## What is needed
Each line of the listing that contains the word "الأدب" is to be copied.

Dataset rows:

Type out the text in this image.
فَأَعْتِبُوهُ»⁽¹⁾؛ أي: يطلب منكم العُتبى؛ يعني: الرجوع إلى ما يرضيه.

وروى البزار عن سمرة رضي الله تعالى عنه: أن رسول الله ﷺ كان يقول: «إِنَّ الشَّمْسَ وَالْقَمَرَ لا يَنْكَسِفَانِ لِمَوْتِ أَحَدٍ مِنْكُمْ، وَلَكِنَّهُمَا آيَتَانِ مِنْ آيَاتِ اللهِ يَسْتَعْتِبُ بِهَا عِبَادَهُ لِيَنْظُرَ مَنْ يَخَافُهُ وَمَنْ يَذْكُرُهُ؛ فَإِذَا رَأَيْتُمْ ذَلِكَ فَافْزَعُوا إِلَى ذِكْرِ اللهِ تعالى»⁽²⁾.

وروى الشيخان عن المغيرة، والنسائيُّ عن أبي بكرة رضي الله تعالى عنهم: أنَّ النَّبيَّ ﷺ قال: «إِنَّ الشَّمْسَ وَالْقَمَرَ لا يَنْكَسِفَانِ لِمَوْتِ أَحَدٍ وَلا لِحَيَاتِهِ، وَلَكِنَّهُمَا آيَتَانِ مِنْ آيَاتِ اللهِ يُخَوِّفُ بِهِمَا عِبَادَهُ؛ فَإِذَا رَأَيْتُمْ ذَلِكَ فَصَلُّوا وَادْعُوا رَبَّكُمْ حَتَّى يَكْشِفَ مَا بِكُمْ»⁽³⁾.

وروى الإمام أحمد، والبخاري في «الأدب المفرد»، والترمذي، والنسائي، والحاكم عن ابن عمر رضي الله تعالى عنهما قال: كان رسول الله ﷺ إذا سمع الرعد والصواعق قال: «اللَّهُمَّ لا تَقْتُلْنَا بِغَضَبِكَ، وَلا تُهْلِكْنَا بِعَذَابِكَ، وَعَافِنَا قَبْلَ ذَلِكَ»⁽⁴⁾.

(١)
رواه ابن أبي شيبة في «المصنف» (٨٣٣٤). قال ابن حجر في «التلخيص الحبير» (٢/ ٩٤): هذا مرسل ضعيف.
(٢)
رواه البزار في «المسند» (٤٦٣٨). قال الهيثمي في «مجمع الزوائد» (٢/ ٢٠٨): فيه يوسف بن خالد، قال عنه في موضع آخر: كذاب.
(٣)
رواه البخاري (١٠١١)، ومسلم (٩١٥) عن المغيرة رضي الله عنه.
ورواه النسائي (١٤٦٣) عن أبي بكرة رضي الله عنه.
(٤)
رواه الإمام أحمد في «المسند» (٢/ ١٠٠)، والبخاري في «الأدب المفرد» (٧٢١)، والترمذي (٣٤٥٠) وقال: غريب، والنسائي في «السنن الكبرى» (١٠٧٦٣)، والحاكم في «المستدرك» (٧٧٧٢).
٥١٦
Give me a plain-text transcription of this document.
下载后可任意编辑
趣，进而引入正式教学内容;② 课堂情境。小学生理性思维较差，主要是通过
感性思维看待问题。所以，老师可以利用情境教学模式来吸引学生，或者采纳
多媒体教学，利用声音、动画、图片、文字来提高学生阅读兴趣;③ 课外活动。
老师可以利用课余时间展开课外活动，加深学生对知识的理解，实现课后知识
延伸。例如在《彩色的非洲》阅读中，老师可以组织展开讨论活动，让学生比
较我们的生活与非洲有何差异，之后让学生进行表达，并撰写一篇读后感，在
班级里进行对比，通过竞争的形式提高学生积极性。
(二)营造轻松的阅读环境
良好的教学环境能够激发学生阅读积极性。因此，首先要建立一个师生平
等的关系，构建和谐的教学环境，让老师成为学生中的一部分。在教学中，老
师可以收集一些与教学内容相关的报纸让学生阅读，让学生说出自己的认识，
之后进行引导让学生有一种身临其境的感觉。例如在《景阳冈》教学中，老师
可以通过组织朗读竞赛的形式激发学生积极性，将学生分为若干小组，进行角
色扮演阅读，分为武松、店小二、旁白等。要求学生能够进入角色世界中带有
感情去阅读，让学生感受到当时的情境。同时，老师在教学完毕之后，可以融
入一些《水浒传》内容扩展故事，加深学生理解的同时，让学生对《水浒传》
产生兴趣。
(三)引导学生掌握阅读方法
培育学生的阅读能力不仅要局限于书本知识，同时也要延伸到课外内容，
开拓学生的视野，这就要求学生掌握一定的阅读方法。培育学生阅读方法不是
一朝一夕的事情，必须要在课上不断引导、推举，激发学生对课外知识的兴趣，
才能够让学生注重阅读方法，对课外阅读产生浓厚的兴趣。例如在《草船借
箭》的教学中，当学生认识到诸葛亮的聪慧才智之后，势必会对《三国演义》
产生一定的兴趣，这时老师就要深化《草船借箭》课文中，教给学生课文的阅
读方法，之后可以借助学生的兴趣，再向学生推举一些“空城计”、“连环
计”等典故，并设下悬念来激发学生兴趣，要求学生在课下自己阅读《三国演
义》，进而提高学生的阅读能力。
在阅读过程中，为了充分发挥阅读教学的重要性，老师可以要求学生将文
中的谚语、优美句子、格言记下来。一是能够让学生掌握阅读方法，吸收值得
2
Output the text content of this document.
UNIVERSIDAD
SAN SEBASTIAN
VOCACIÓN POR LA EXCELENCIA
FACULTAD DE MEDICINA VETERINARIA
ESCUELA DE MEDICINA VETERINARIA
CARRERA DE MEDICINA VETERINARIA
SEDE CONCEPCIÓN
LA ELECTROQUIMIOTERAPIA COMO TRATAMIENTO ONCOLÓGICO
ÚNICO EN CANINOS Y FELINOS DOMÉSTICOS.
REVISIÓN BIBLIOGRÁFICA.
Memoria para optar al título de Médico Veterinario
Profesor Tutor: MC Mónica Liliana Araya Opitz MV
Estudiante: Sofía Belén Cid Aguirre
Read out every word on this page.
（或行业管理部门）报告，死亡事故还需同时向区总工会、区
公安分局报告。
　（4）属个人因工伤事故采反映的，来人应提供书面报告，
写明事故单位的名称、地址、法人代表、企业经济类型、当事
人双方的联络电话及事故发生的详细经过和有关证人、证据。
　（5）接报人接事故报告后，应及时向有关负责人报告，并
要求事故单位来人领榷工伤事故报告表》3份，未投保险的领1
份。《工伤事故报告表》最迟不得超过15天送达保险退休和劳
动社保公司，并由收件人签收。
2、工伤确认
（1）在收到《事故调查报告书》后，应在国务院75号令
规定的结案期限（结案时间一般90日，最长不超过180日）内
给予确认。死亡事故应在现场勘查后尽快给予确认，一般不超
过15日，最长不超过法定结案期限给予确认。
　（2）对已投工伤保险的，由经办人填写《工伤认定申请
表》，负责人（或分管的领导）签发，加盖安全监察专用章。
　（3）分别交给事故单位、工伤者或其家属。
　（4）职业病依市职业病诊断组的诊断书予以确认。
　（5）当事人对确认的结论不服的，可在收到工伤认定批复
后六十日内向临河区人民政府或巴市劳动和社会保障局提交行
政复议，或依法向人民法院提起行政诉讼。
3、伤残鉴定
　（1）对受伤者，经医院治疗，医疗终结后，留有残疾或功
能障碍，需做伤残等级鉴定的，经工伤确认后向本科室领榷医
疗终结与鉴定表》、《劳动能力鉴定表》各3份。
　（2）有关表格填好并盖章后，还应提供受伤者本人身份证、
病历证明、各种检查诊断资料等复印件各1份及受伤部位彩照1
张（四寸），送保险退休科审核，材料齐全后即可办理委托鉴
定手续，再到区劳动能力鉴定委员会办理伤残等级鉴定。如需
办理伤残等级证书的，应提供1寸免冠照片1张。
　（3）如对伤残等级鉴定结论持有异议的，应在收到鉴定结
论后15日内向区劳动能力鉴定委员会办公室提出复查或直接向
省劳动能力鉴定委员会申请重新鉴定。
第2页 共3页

## Expected output
وروى الإمام أحمد، والبخاري في «الأدب المفرد»، والترمذي، والنسائي، والحاكم عن ابن عمر رضي الله تعالى عنهما قال: كان رسول الله ﷺ إذا سمع الرعد والصواعق قال: «اللَّهُمَّ لا تَقْتُلْنَا بِغَضَبِكَ، وَلا تُهْلِكْنَا بِعَذَابِكَ، وَعَافِنَا قَبْلَ ذَلِكَ»⁽⁴⁾.
رواه الإمام أحمد في «المسند» (٢/ ١٠٠)، والبخاري في «الأدب المفرد» (٧٢١)، والترمذي (٣٤٥٠) وقال: غريب، والنسائي في «السنن الكبرى» (١٠٧٦٣)، والحاكم في «المستدرك» (٧٧٧٢).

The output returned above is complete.